Chart and figure data
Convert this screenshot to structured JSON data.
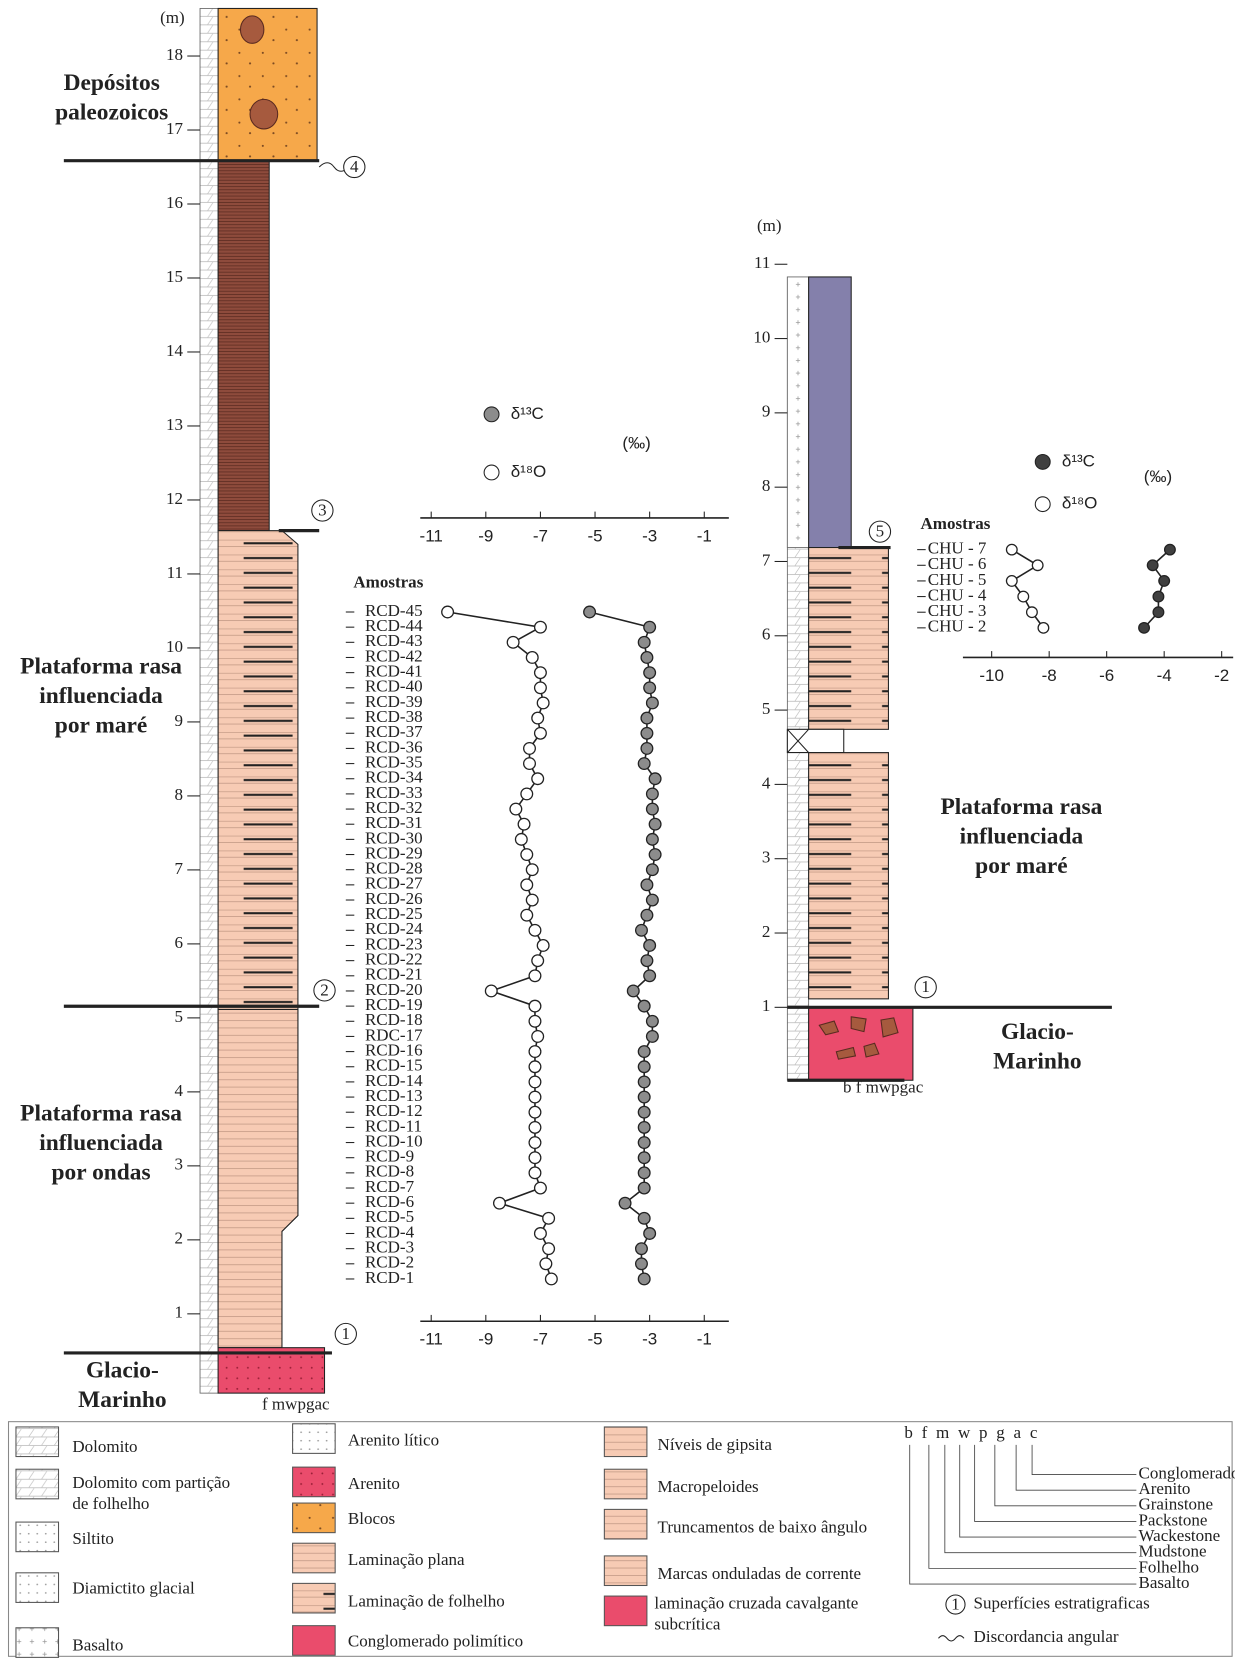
{
  "columns": [
    {
      "unit": "(m)",
      "ticks": [
        1,
        2,
        3,
        4,
        5,
        6,
        7,
        8,
        9,
        10,
        11,
        12,
        13,
        14,
        15,
        16,
        17,
        18
      ],
      "facies": [
        {
          "lines": [
            "Depósitos",
            "paleozoicos"
          ]
        },
        {
          "lines": [
            "Plataforma rasa",
            "influenciada",
            "por maré"
          ]
        },
        {
          "lines": [
            "Plataforma rasa",
            "influenciada",
            "por ondas"
          ]
        },
        {
          "lines": [
            "Glacio-",
            "Marinho"
          ]
        }
      ],
      "surfaces": [
        "4",
        "3",
        "2",
        "1"
      ],
      "grain_labels": "f mwpgac"
    },
    {
      "unit": "(m)",
      "ticks": [
        1,
        2,
        3,
        4,
        5,
        6,
        7,
        8,
        9,
        10,
        11
      ],
      "facies": [
        {
          "lines": [
            "Plataforma rasa",
            "influenciada",
            "por maré"
          ]
        },
        {
          "lines": [
            "Glacio-",
            "Marinho"
          ]
        }
      ],
      "surfaces": [
        "5",
        "1"
      ],
      "grain_labels": "b f mwpgac"
    }
  ],
  "chart_data": [
    {
      "type": "line",
      "categories_label": "Amostras",
      "unit": "(‰)",
      "categories": [
        "RCD-45",
        "RCD-44",
        "RCD-43",
        "RCD-42",
        "RCD-41",
        "RCD-40",
        "RCD-39",
        "RCD-38",
        "RCD-37",
        "RCD-36",
        "RCD-35",
        "RCD-34",
        "RCD-33",
        "RCD-32",
        "RCD-31",
        "RCD-30",
        "RCD-29",
        "RCD-28",
        "RCD-27",
        "RCD-26",
        "RCD-25",
        "RCD-24",
        "RCD-23",
        "RCD-22",
        "RCD-21",
        "RCD-20",
        "RCD-19",
        "RCD-18",
        "RDC-17",
        "RCD-16",
        "RCD-15",
        "RCD-14",
        "RCD-13",
        "RCD-12",
        "RCD-11",
        "RCD-10",
        "RCD-9",
        "RCD-8",
        "RCD-7",
        "RCD-6",
        "RCD-5",
        "RCD-4",
        "RCD-3",
        "RCD-2",
        "RCD-1"
      ],
      "series": [
        {
          "name": "δ¹³C",
          "color": "#8c8c8c",
          "values": [
            -5.2,
            -3.0,
            -3.2,
            -3.1,
            -3.0,
            -3.0,
            -2.9,
            -3.1,
            -3.1,
            -3.1,
            -3.2,
            -2.8,
            -2.9,
            -2.9,
            -2.8,
            -2.9,
            -2.8,
            -2.9,
            -3.1,
            -2.9,
            -3.1,
            -3.3,
            -3.0,
            -3.1,
            -3.0,
            -3.6,
            -3.2,
            -2.9,
            -2.9,
            -3.2,
            -3.2,
            -3.2,
            -3.2,
            -3.2,
            -3.2,
            -3.2,
            -3.2,
            -3.2,
            -3.2,
            -3.9,
            -3.2,
            -3.0,
            -3.3,
            -3.3,
            -3.2
          ]
        },
        {
          "name": "δ¹⁸O",
          "color": "#ffffff",
          "values": [
            -10.4,
            -7.0,
            -8.0,
            -7.3,
            -7.0,
            -7.0,
            -6.9,
            -7.1,
            -7.0,
            -7.4,
            -7.4,
            -7.1,
            -7.5,
            -7.9,
            -7.6,
            -7.7,
            -7.5,
            -7.3,
            -7.5,
            -7.3,
            -7.5,
            -7.2,
            -6.9,
            -7.1,
            -7.2,
            -8.8,
            -7.2,
            -7.2,
            -7.1,
            -7.2,
            -7.2,
            -7.2,
            -7.2,
            -7.2,
            -7.2,
            -7.2,
            -7.2,
            -7.2,
            -7.0,
            -8.5,
            -6.7,
            -7.0,
            -6.7,
            -6.8,
            -6.6
          ]
        }
      ],
      "xlim": [
        -11.4,
        -0.1
      ],
      "xticks": [
        -11,
        -9,
        -7,
        -5,
        -3,
        -1
      ]
    },
    {
      "type": "line",
      "categories_label": "Amostras",
      "unit": "(‰)",
      "categories": [
        "CHU - 7",
        "CHU - 6",
        "CHU - 5",
        "CHU - 4",
        "CHU - 3",
        "CHU - 2"
      ],
      "series": [
        {
          "name": "δ¹³C",
          "color": "#404040",
          "values": [
            -3.8,
            -4.4,
            -4.0,
            -4.2,
            -4.2,
            -4.7
          ]
        },
        {
          "name": "δ¹⁸O",
          "color": "#ffffff",
          "values": [
            -9.3,
            -8.4,
            -9.3,
            -8.9,
            -8.6,
            -8.2
          ]
        }
      ],
      "xlim": [
        -11,
        -1.6
      ],
      "xticks": [
        -10,
        -8,
        -6,
        -4,
        -2
      ]
    }
  ],
  "legend": {
    "lithology": [
      {
        "lines": [
          "Dolomito"
        ]
      },
      {
        "lines": [
          "Dolomito com partição",
          "de folhelho"
        ]
      },
      {
        "lines": [
          "Siltito"
        ]
      },
      {
        "lines": [
          "Diamictito glacial"
        ]
      },
      {
        "lines": [
          "Basalto"
        ]
      },
      {
        "lines": [
          "Arenito lítico"
        ]
      },
      {
        "lines": [
          "Arenito"
        ]
      },
      {
        "lines": [
          "Blocos"
        ]
      },
      {
        "lines": [
          "Laminação plana"
        ]
      },
      {
        "lines": [
          "Laminação de folhelho"
        ]
      },
      {
        "lines": [
          "Conglomerado polimítico"
        ]
      },
      {
        "lines": [
          "Níveis de gipsita"
        ]
      },
      {
        "lines": [
          "Macropeloides"
        ]
      },
      {
        "lines": [
          "Truncamentos de baixo ângulo"
        ]
      },
      {
        "lines": [
          "Marcas onduladas de corrente"
        ]
      },
      {
        "lines": [
          "laminação cruzada cavalgante",
          "subcrítica"
        ]
      }
    ],
    "grain_scale": "b f m w p g a c",
    "grain_names": [
      "Conglomerado",
      "Arenito",
      "Grainstone",
      "Packstone",
      "Wackestone",
      "Mudstone",
      "Folhelho",
      "Basalto"
    ],
    "surface_symbol": "1",
    "surfaces": "Superfícies estratigraficas",
    "unconformity": "Discordancia angular"
  }
}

### PROBLEM DETAILS
Take the data above and repeat it exactly, leaving each picture out.

### THE SOLUTION
Convert this screenshot to structured JSON data.
{
  "columns": [
    {
      "unit": "(m)",
      "ticks": [
        1,
        2,
        3,
        4,
        5,
        6,
        7,
        8,
        9,
        10,
        11,
        12,
        13,
        14,
        15,
        16,
        17,
        18
      ],
      "facies": [
        {
          "lines": [
            "Depósitos",
            "paleozoicos"
          ]
        },
        {
          "lines": [
            "Plataforma rasa",
            "influenciada",
            "por maré"
          ]
        },
        {
          "lines": [
            "Plataforma rasa",
            "influenciada",
            "por ondas"
          ]
        },
        {
          "lines": [
            "Glacio-",
            "Marinho"
          ]
        }
      ],
      "surfaces": [
        "4",
        "3",
        "2",
        "1"
      ],
      "grain_labels": "f mwpgac"
    },
    {
      "unit": "(m)",
      "ticks": [
        1,
        2,
        3,
        4,
        5,
        6,
        7,
        8,
        9,
        10,
        11
      ],
      "facies": [
        {
          "lines": [
            "Plataforma rasa",
            "influenciada",
            "por maré"
          ]
        },
        {
          "lines": [
            "Glacio-",
            "Marinho"
          ]
        }
      ],
      "surfaces": [
        "5",
        "1"
      ],
      "grain_labels": "b f mwpgac"
    }
  ],
  "chart_data": [
    {
      "type": "line",
      "categories_label": "Amostras",
      "unit": "(‰)",
      "categories": [
        "RCD-45",
        "RCD-44",
        "RCD-43",
        "RCD-42",
        "RCD-41",
        "RCD-40",
        "RCD-39",
        "RCD-38",
        "RCD-37",
        "RCD-36",
        "RCD-35",
        "RCD-34",
        "RCD-33",
        "RCD-32",
        "RCD-31",
        "RCD-30",
        "RCD-29",
        "RCD-28",
        "RCD-27",
        "RCD-26",
        "RCD-25",
        "RCD-24",
        "RCD-23",
        "RCD-22",
        "RCD-21",
        "RCD-20",
        "RCD-19",
        "RCD-18",
        "RDC-17",
        "RCD-16",
        "RCD-15",
        "RCD-14",
        "RCD-13",
        "RCD-12",
        "RCD-11",
        "RCD-10",
        "RCD-9",
        "RCD-8",
        "RCD-7",
        "RCD-6",
        "RCD-5",
        "RCD-4",
        "RCD-3",
        "RCD-2",
        "RCD-1"
      ],
      "series": [
        {
          "name": "δ¹³C",
          "color": "#8c8c8c",
          "values": [
            -5.2,
            -3.0,
            -3.2,
            -3.1,
            -3.0,
            -3.0,
            -2.9,
            -3.1,
            -3.1,
            -3.1,
            -3.2,
            -2.8,
            -2.9,
            -2.9,
            -2.8,
            -2.9,
            -2.8,
            -2.9,
            -3.1,
            -2.9,
            -3.1,
            -3.3,
            -3.0,
            -3.1,
            -3.0,
            -3.6,
            -3.2,
            -2.9,
            -2.9,
            -3.2,
            -3.2,
            -3.2,
            -3.2,
            -3.2,
            -3.2,
            -3.2,
            -3.2,
            -3.2,
            -3.2,
            -3.9,
            -3.2,
            -3.0,
            -3.3,
            -3.3,
            -3.2
          ]
        },
        {
          "name": "δ¹⁸O",
          "color": "#ffffff",
          "values": [
            -10.4,
            -7.0,
            -8.0,
            -7.3,
            -7.0,
            -7.0,
            -6.9,
            -7.1,
            -7.0,
            -7.4,
            -7.4,
            -7.1,
            -7.5,
            -7.9,
            -7.6,
            -7.7,
            -7.5,
            -7.3,
            -7.5,
            -7.3,
            -7.5,
            -7.2,
            -6.9,
            -7.1,
            -7.2,
            -8.8,
            -7.2,
            -7.2,
            -7.1,
            -7.2,
            -7.2,
            -7.2,
            -7.2,
            -7.2,
            -7.2,
            -7.2,
            -7.2,
            -7.2,
            -7.0,
            -8.5,
            -6.7,
            -7.0,
            -6.7,
            -6.8,
            -6.6
          ]
        }
      ],
      "xlim": [
        -11.4,
        -0.1
      ],
      "xticks": [
        -11,
        -9,
        -7,
        -5,
        -3,
        -1
      ]
    },
    {
      "type": "line",
      "categories_label": "Amostras",
      "unit": "(‰)",
      "categories": [
        "CHU - 7",
        "CHU - 6",
        "CHU - 5",
        "CHU - 4",
        "CHU - 3",
        "CHU - 2"
      ],
      "series": [
        {
          "name": "δ¹³C",
          "color": "#404040",
          "values": [
            -3.8,
            -4.4,
            -4.0,
            -4.2,
            -4.2,
            -4.7
          ]
        },
        {
          "name": "δ¹⁸O",
          "color": "#ffffff",
          "values": [
            -9.3,
            -8.4,
            -9.3,
            -8.9,
            -8.6,
            -8.2
          ]
        }
      ],
      "xlim": [
        -11,
        -1.6
      ],
      "xticks": [
        -10,
        -8,
        -6,
        -4,
        -2
      ]
    }
  ],
  "legend": {
    "lithology": [
      {
        "lines": [
          "Dolomito"
        ]
      },
      {
        "lines": [
          "Dolomito com partição",
          "de folhelho"
        ]
      },
      {
        "lines": [
          "Siltito"
        ]
      },
      {
        "lines": [
          "Diamictito glacial"
        ]
      },
      {
        "lines": [
          "Basalto"
        ]
      },
      {
        "lines": [
          "Arenito lítico"
        ]
      },
      {
        "lines": [
          "Arenito"
        ]
      },
      {
        "lines": [
          "Blocos"
        ]
      },
      {
        "lines": [
          "Laminação plana"
        ]
      },
      {
        "lines": [
          "Laminação de folhelho"
        ]
      },
      {
        "lines": [
          "Conglomerado polimítico"
        ]
      },
      {
        "lines": [
          "Níveis de gipsita"
        ]
      },
      {
        "lines": [
          "Macropeloides"
        ]
      },
      {
        "lines": [
          "Truncamentos de baixo ângulo"
        ]
      },
      {
        "lines": [
          "Marcas onduladas de corrente"
        ]
      },
      {
        "lines": [
          "laminação cruzada cavalgante",
          "subcrítica"
        ]
      }
    ],
    "grain_scale": "b f m w p g a c",
    "grain_names": [
      "Conglomerado",
      "Arenito",
      "Grainstone",
      "Packstone",
      "Wackestone",
      "Mudstone",
      "Folhelho",
      "Basalto"
    ],
    "surface_symbol": "1",
    "surfaces": "Superfícies estratigraficas",
    "unconformity": "Discordancia angular"
  }
}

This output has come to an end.